WHAT IS ASKED: Each entry that follows is to be retyped exactly. Pictures do not belong in the copy.

MATERIAL FOR THIS EXERCISE:

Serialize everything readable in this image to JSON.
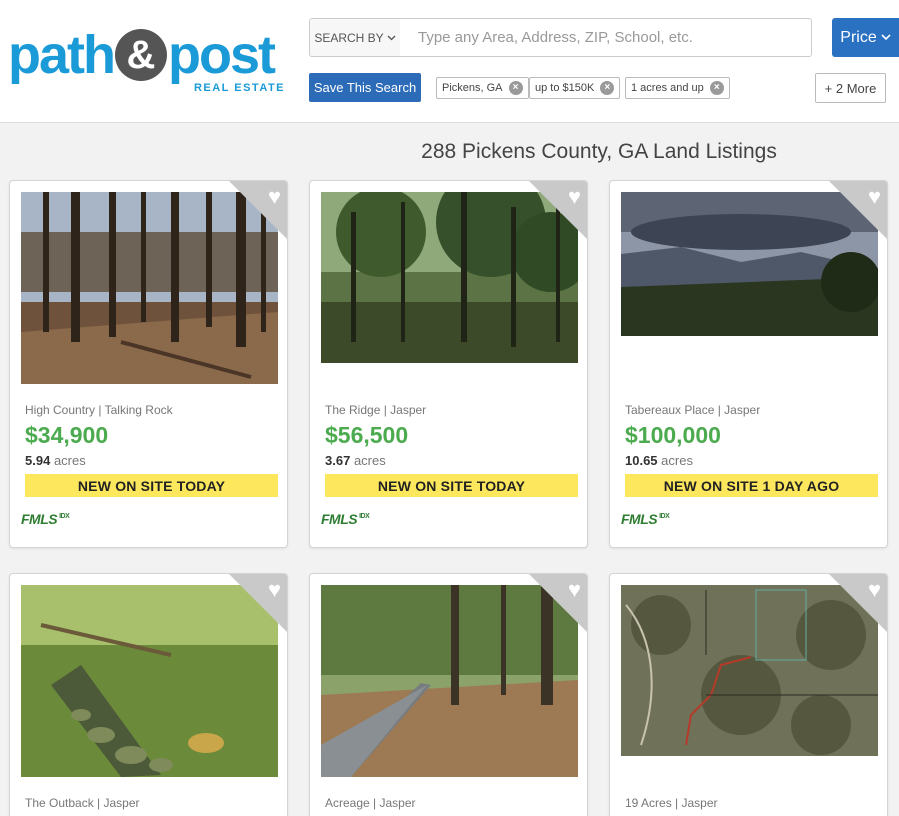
{
  "logo": {
    "word1": "path",
    "amp": "&",
    "word2": "post",
    "sub": "REAL ESTATE"
  },
  "search": {
    "by_label": "SEARCH BY",
    "placeholder": "Type any Area, Address, ZIP, School, etc."
  },
  "price_label": "Price",
  "save_label": "Save This Search",
  "filters": [
    "Pickens, GA",
    "up to $150K",
    "1 acres and up"
  ],
  "more_label": "+ 2 More",
  "listing_title": "288 Pickens County, GA Land Listings",
  "cards": [
    {
      "location": "High Country | Talking Rock",
      "price": "$34,900",
      "acres_num": "5.94",
      "acres_unit": "acres",
      "badge": "NEW ON SITE TODAY",
      "mls": "FMLS",
      "idx": "IDX",
      "heart": "♥"
    },
    {
      "location": "The Ridge | Jasper",
      "price": "$56,500",
      "acres_num": "3.67",
      "acres_unit": "acres",
      "badge": "NEW ON SITE TODAY",
      "mls": "FMLS",
      "idx": "IDX",
      "heart": "♥"
    },
    {
      "location": "Tabereaux Place | Jasper",
      "price": "$100,000",
      "acres_num": "10.65",
      "acres_unit": "acres",
      "badge": "NEW ON SITE 1 DAY AGO",
      "mls": "FMLS",
      "idx": "IDX",
      "heart": "♥"
    },
    {
      "location": "The Outback | Jasper",
      "heart": "♥"
    },
    {
      "location": "Acreage | Jasper",
      "heart": "♥"
    },
    {
      "location": "19 Acres | Jasper",
      "heart": "♥"
    }
  ],
  "colors": {
    "brand_blue": "#1a9bd7",
    "button_blue": "#2c6bb8",
    "price_green": "#4caa4f",
    "badge_yellow": "#fde85d"
  },
  "icons": [
    "chevron-down-icon",
    "close-icon",
    "heart-icon"
  ]
}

TASK ANSWER:
Serialize everything readable in this image to JSON.
{
  "logo": {
    "word1": "path",
    "amp": "&",
    "word2": "post",
    "sub": "REAL ESTATE"
  },
  "search": {
    "by_label": "SEARCH BY",
    "placeholder": "Type any Area, Address, ZIP, School, etc."
  },
  "price_label": "Price",
  "save_label": "Save This Search",
  "filters": [
    "Pickens, GA",
    "up to $150K",
    "1 acres and up"
  ],
  "more_label": "+ 2 More",
  "listing_title": "288 Pickens County, GA Land Listings",
  "cards": [
    {
      "location": "High Country | Talking Rock",
      "price": "$34,900",
      "acres_num": "5.94",
      "acres_unit": "acres",
      "badge": "NEW ON SITE TODAY",
      "mls": "FMLS",
      "idx": "IDX",
      "heart": "♥"
    },
    {
      "location": "The Ridge | Jasper",
      "price": "$56,500",
      "acres_num": "3.67",
      "acres_unit": "acres",
      "badge": "NEW ON SITE TODAY",
      "mls": "FMLS",
      "idx": "IDX",
      "heart": "♥"
    },
    {
      "location": "Tabereaux Place | Jasper",
      "price": "$100,000",
      "acres_num": "10.65",
      "acres_unit": "acres",
      "badge": "NEW ON SITE 1 DAY AGO",
      "mls": "FMLS",
      "idx": "IDX",
      "heart": "♥"
    },
    {
      "location": "The Outback | Jasper",
      "heart": "♥"
    },
    {
      "location": "Acreage | Jasper",
      "heart": "♥"
    },
    {
      "location": "19 Acres | Jasper",
      "heart": "♥"
    }
  ],
  "colors": {
    "brand_blue": "#1a9bd7",
    "button_blue": "#2c6bb8",
    "price_green": "#4caa4f",
    "badge_yellow": "#fde85d"
  },
  "icons": [
    "chevron-down-icon",
    "close-icon",
    "heart-icon"
  ]
}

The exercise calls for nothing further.